Supplied information =>
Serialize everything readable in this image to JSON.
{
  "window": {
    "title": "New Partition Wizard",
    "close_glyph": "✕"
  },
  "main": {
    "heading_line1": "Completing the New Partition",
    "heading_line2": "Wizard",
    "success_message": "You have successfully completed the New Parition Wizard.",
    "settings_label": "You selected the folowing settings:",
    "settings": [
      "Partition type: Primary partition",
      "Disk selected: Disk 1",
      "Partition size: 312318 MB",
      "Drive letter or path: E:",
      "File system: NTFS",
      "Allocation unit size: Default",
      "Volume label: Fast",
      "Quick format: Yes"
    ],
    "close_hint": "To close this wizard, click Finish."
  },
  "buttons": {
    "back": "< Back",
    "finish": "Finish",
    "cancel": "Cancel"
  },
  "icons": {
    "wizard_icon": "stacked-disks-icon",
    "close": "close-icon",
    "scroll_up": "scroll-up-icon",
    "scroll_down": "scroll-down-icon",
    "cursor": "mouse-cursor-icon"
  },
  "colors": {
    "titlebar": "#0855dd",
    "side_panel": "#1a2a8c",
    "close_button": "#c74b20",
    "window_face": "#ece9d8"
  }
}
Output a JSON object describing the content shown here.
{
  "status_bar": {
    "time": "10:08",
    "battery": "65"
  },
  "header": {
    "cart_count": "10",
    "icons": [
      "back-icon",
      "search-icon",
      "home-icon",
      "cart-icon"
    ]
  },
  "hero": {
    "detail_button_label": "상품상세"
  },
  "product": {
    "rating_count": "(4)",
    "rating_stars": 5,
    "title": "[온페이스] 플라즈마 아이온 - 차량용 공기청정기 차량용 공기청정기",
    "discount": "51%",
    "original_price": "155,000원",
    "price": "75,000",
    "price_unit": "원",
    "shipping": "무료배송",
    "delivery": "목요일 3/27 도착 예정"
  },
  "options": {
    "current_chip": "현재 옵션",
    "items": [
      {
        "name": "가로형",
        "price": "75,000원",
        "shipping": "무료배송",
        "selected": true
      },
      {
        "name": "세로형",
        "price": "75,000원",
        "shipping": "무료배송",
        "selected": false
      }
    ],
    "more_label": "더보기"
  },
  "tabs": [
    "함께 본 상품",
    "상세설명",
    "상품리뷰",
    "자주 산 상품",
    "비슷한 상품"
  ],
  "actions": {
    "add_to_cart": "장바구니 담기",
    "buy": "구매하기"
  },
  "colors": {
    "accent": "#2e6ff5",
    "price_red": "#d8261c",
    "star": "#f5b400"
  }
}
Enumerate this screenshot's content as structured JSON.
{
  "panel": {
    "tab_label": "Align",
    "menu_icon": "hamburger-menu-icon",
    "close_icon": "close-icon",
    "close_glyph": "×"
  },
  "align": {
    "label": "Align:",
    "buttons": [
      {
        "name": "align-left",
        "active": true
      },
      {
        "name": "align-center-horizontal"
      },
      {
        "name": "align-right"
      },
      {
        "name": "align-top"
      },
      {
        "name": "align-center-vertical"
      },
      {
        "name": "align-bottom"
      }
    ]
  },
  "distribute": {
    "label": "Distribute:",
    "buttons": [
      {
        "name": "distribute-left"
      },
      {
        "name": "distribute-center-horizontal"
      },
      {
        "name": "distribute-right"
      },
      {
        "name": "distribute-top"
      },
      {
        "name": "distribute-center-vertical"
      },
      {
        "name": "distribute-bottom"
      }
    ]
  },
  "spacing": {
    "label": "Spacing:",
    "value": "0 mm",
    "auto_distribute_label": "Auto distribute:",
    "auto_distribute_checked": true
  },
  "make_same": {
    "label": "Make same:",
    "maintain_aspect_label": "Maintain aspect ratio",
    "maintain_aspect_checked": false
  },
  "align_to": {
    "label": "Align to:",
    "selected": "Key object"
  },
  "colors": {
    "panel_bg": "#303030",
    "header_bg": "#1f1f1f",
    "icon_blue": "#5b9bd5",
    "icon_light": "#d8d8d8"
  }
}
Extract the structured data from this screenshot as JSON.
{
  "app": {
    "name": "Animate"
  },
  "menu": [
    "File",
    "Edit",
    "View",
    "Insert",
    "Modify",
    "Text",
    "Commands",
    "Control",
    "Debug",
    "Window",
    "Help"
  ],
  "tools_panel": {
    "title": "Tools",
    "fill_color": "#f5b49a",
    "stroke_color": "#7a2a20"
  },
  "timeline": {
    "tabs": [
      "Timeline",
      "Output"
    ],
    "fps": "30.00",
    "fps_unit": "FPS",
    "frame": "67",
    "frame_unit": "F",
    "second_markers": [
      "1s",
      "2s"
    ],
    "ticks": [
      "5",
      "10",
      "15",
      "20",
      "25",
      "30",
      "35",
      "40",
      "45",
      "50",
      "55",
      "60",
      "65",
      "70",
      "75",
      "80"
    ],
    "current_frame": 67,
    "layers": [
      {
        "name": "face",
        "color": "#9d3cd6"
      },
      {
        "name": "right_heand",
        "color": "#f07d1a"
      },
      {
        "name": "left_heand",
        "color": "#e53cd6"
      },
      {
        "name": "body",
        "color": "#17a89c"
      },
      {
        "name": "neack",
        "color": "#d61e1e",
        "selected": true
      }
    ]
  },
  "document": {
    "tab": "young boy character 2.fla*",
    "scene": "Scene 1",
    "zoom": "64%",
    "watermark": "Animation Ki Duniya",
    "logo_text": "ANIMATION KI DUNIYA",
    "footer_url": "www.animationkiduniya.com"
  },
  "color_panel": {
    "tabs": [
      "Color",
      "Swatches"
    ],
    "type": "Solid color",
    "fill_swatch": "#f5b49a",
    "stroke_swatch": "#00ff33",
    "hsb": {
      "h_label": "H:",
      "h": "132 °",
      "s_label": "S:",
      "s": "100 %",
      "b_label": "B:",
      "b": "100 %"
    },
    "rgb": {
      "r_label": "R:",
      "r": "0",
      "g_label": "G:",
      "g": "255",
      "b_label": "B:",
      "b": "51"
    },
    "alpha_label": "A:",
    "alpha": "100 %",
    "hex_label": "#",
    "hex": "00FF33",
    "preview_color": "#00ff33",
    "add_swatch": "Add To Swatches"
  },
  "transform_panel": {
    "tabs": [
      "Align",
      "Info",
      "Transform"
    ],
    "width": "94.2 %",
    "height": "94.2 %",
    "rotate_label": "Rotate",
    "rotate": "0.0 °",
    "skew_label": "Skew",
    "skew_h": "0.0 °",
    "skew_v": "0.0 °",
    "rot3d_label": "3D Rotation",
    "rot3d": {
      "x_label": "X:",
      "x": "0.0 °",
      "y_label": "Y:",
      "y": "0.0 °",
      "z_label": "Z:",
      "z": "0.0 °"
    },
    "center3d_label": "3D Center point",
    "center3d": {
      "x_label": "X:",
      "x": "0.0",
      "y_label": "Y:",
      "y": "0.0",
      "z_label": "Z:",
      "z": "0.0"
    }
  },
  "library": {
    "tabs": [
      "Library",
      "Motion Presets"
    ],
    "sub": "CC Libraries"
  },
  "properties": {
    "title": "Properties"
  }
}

Set problem => Repeat the data exactly. Leave nothing out.

Exercise output =>
Serialize everything readable in this image to JSON.
{
  "window": {
    "title": "New Partition Wizard",
    "close_glyph": "✕"
  },
  "main": {
    "heading_line1": "Completing the New Partition",
    "heading_line2": "Wizard",
    "success_message": "You have successfully completed the New Parition Wizard.",
    "settings_label": "You selected the folowing settings:",
    "settings": [
      "Partition type: Primary partition",
      "Disk selected: Disk 1",
      "Partition size: 312318 MB",
      "Drive letter or path: E:",
      "File system: NTFS",
      "Allocation unit size: Default",
      "Volume label: Fast",
      "Quick format: Yes"
    ],
    "close_hint": "To close this wizard, click Finish."
  },
  "buttons": {
    "back": "< Back",
    "finish": "Finish",
    "cancel": "Cancel"
  },
  "icons": {
    "wizard_icon": "stacked-disks-icon",
    "close": "close-icon",
    "scroll_up": "scroll-up-icon",
    "scroll_down": "scroll-down-icon",
    "cursor": "mouse-cursor-icon"
  },
  "colors": {
    "titlebar": "#0855dd",
    "side_panel": "#1a2a8c",
    "close_button": "#c74b20",
    "window_face": "#ece9d8"
  }
}
Output a JSON object describing the content shown here.
{
  "status_bar": {
    "time": "10:08",
    "battery": "65"
  },
  "header": {
    "cart_count": "10",
    "icons": [
      "back-icon",
      "search-icon",
      "home-icon",
      "cart-icon"
    ]
  },
  "hero": {
    "detail_button_label": "상품상세"
  },
  "product": {
    "rating_count": "(4)",
    "rating_stars": 5,
    "title": "[온페이스] 플라즈마 아이온 - 차량용 공기청정기 차량용 공기청정기",
    "discount": "51%",
    "original_price": "155,000원",
    "price": "75,000",
    "price_unit": "원",
    "shipping": "무료배송",
    "delivery": "목요일 3/27 도착 예정"
  },
  "options": {
    "current_chip": "현재 옵션",
    "items": [
      {
        "name": "가로형",
        "price": "75,000원",
        "shipping": "무료배송",
        "selected": true
      },
      {
        "name": "세로형",
        "price": "75,000원",
        "shipping": "무료배송",
        "selected": false
      }
    ],
    "more_label": "더보기"
  },
  "tabs": [
    "함께 본 상품",
    "상세설명",
    "상품리뷰",
    "자주 산 상품",
    "비슷한 상품"
  ],
  "actions": {
    "add_to_cart": "장바구니 담기",
    "buy": "구매하기"
  },
  "colors": {
    "accent": "#2e6ff5",
    "price_red": "#d8261c",
    "star": "#f5b400"
  }
}
Enumerate this screenshot's content as structured JSON.
{
  "panel": {
    "tab_label": "Align",
    "menu_icon": "hamburger-menu-icon",
    "close_icon": "close-icon",
    "close_glyph": "×"
  },
  "align": {
    "label": "Align:",
    "buttons": [
      {
        "name": "align-left",
        "active": true
      },
      {
        "name": "align-center-horizontal"
      },
      {
        "name": "align-right"
      },
      {
        "name": "align-top"
      },
      {
        "name": "align-center-vertical"
      },
      {
        "name": "align-bottom"
      }
    ]
  },
  "distribute": {
    "label": "Distribute:",
    "buttons": [
      {
        "name": "distribute-left"
      },
      {
        "name": "distribute-center-horizontal"
      },
      {
        "name": "distribute-right"
      },
      {
        "name": "distribute-top"
      },
      {
        "name": "distribute-center-vertical"
      },
      {
        "name": "distribute-bottom"
      }
    ]
  },
  "spacing": {
    "label": "Spacing:",
    "value": "0 mm",
    "auto_distribute_label": "Auto distribute:",
    "auto_distribute_checked": true
  },
  "make_same": {
    "label": "Make same:",
    "maintain_aspect_label": "Maintain aspect ratio",
    "maintain_aspect_checked": false
  },
  "align_to": {
    "label": "Align to:",
    "selected": "Key object"
  },
  "colors": {
    "panel_bg": "#303030",
    "header_bg": "#1f1f1f",
    "icon_blue": "#5b9bd5",
    "icon_light": "#d8d8d8"
  }
}
Extract the structured data from this screenshot as JSON.
{
  "app": {
    "name": "Animate"
  },
  "menu": [
    "File",
    "Edit",
    "View",
    "Insert",
    "Modify",
    "Text",
    "Commands",
    "Control",
    "Debug",
    "Window",
    "Help"
  ],
  "tools_panel": {
    "title": "Tools",
    "fill_color": "#f5b49a",
    "stroke_color": "#7a2a20"
  },
  "timeline": {
    "tabs": [
      "Timeline",
      "Output"
    ],
    "fps": "30.00",
    "fps_unit": "FPS",
    "frame": "67",
    "frame_unit": "F",
    "second_markers": [
      "1s",
      "2s"
    ],
    "ticks": [
      "5",
      "10",
      "15",
      "20",
      "25",
      "30",
      "35",
      "40",
      "45",
      "50",
      "55",
      "60",
      "65",
      "70",
      "75",
      "80"
    ],
    "current_frame": 67,
    "layers": [
      {
        "name": "face",
        "color": "#9d3cd6"
      },
      {
        "name": "right_heand",
        "color": "#f07d1a"
      },
      {
        "name": "left_heand",
        "color": "#e53cd6"
      },
      {
        "name": "body",
        "color": "#17a89c"
      },
      {
        "name": "neack",
        "color": "#d61e1e",
        "selected": true
      }
    ]
  },
  "document": {
    "tab": "young boy character 2.fla*",
    "scene": "Scene 1",
    "zoom": "64%",
    "watermark": "Animation Ki Duniya",
    "logo_text": "ANIMATION KI DUNIYA",
    "footer_url": "www.animationkiduniya.com"
  },
  "color_panel": {
    "tabs": [
      "Color",
      "Swatches"
    ],
    "type": "Solid color",
    "fill_swatch": "#f5b49a",
    "stroke_swatch": "#00ff33",
    "hsb": {
      "h_label": "H:",
      "h": "132 °",
      "s_label": "S:",
      "s": "100 %",
      "b_label": "B:",
      "b": "100 %"
    },
    "rgb": {
      "r_label": "R:",
      "r": "0",
      "g_label": "G:",
      "g": "255",
      "b_label": "B:",
      "b": "51"
    },
    "alpha_label": "A:",
    "alpha": "100 %",
    "hex_label": "#",
    "hex": "00FF33",
    "preview_color": "#00ff33",
    "add_swatch": "Add To Swatches"
  },
  "transform_panel": {
    "tabs": [
      "Align",
      "Info",
      "Transform"
    ],
    "width": "94.2 %",
    "height": "94.2 %",
    "rotate_label": "Rotate",
    "rotate": "0.0 °",
    "skew_label": "Skew",
    "skew_h": "0.0 °",
    "skew_v": "0.0 °",
    "rot3d_label": "3D Rotation",
    "rot3d": {
      "x_label": "X:",
      "x": "0.0 °",
      "y_label": "Y:",
      "y": "0.0 °",
      "z_label": "Z:",
      "z": "0.0 °"
    },
    "center3d_label": "3D Center point",
    "center3d": {
      "x_label": "X:",
      "x": "0.0",
      "y_label": "Y:",
      "y": "0.0",
      "z_label": "Z:",
      "z": "0.0"
    }
  },
  "library": {
    "tabs": [
      "Library",
      "Motion Presets"
    ],
    "sub": "CC Libraries"
  },
  "properties": {
    "title": "Properties"
  }
}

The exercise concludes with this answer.